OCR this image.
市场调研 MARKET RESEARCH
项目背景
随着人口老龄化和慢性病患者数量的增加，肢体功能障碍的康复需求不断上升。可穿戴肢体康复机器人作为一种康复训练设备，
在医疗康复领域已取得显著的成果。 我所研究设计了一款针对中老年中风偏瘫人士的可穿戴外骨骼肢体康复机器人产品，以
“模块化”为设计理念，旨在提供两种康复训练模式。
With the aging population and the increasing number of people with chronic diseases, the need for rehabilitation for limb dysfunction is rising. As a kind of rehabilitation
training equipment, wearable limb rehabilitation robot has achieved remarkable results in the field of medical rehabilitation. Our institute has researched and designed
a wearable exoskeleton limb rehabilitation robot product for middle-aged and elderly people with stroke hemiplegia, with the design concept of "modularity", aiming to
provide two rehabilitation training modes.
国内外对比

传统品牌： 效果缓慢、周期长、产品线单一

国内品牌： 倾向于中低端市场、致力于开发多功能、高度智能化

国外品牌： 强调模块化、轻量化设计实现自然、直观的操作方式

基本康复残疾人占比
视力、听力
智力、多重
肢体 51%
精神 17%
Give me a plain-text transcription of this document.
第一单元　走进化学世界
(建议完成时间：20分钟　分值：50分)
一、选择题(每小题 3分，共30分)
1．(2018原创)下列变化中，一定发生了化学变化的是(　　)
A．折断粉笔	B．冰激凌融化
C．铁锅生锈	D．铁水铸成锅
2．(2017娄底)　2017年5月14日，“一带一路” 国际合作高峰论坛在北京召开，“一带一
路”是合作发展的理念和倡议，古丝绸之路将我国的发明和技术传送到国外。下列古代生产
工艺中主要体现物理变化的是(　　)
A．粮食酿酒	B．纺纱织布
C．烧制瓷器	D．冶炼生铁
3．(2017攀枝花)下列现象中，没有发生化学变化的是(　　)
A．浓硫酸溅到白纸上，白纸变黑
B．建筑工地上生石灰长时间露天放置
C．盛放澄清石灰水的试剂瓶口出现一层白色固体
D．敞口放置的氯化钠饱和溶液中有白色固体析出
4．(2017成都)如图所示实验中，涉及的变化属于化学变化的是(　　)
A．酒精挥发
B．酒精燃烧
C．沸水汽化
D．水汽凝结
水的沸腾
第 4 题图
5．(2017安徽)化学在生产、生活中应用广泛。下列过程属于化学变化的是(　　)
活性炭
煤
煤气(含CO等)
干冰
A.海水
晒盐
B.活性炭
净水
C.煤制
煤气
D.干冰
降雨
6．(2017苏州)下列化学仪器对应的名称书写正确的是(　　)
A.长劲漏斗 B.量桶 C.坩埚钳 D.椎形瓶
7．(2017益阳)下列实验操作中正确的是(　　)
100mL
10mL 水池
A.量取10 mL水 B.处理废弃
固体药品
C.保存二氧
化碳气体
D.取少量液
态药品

**TASK DIRECTIONS:** All of the data above should be transcribed exactly.

**RESULT OF THE EXERCISE:**
OCR this image.
市场调研 MARKET RESEARCH
项目背景
随着人口老龄化和慢性病患者数量的增加，肢体功能障碍的康复需求不断上升。可穿戴肢体康复机器人作为一种康复训练设备，
在医疗康复领域已取得显著的成果。 我所研究设计了一款针对中老年中风偏瘫人士的可穿戴外骨骼肢体康复机器人产品，以
“模块化”为设计理念，旨在提供两种康复训练模式。
With the aging population and the increasing number of people with chronic diseases, the need for rehabilitation for limb dysfunction is rising. As a kind of rehabilitation
training equipment, wearable limb rehabilitation robot has achieved remarkable results in the field of medical rehabilitation. Our institute has researched and designed
a wearable exoskeleton limb rehabilitation robot product for middle-aged and elderly people with stroke hemiplegia, with the design concept of "modularity", aiming to
provide two rehabilitation training modes.
国内外对比

传统品牌： 效果缓慢、周期长、产品线单一

国内品牌： 倾向于中低端市场、致力于开发多功能、高度智能化

国外品牌： 强调模块化、轻量化设计实现自然、直观的操作方式

基本康复残疾人占比
视力、听力
智力、多重
肢体 51%
精神 17%
Give me a plain-text transcription of this document.
第一单元　走进化学世界
(建议完成时间：20分钟　分值：50分)
一、选择题(每小题 3分，共30分)
1．(2018原创)下列变化中，一定发生了化学变化的是(　　)
A．折断粉笔	B．冰激凌融化
C．铁锅生锈	D．铁水铸成锅
2．(2017娄底)　2017年5月14日，“一带一路” 国际合作高峰论坛在北京召开，“一带一
路”是合作发展的理念和倡议，古丝绸之路将我国的发明和技术传送到国外。下列古代生产
工艺中主要体现物理变化的是(　　)
A．粮食酿酒	B．纺纱织布
C．烧制瓷器	D．冶炼生铁
3．(2017攀枝花)下列现象中，没有发生化学变化的是(　　)
A．浓硫酸溅到白纸上，白纸变黑
B．建筑工地上生石灰长时间露天放置
C．盛放澄清石灰水的试剂瓶口出现一层白色固体
D．敞口放置的氯化钠饱和溶液中有白色固体析出
4．(2017成都)如图所示实验中，涉及的变化属于化学变化的是(　　)
A．酒精挥发
B．酒精燃烧
C．沸水汽化
D．水汽凝结
水的沸腾
第 4 题图
5．(2017安徽)化学在生产、生活中应用广泛。下列过程属于化学变化的是(　　)
活性炭
煤
煤气(含CO等)
干冰
A.海水
晒盐
B.活性炭
净水
C.煤制
煤气
D.干冰
降雨
6．(2017苏州)下列化学仪器对应的名称书写正确的是(　　)
A.长劲漏斗 B.量桶 C.坩埚钳 D.椎形瓶
7．(2017益阳)下列实验操作中正确的是(　　)
100mL
10mL 水池
A.量取10 mL水 B.处理废弃
固体药品
C.保存二氧
化碳气体
D.取少量液
态药品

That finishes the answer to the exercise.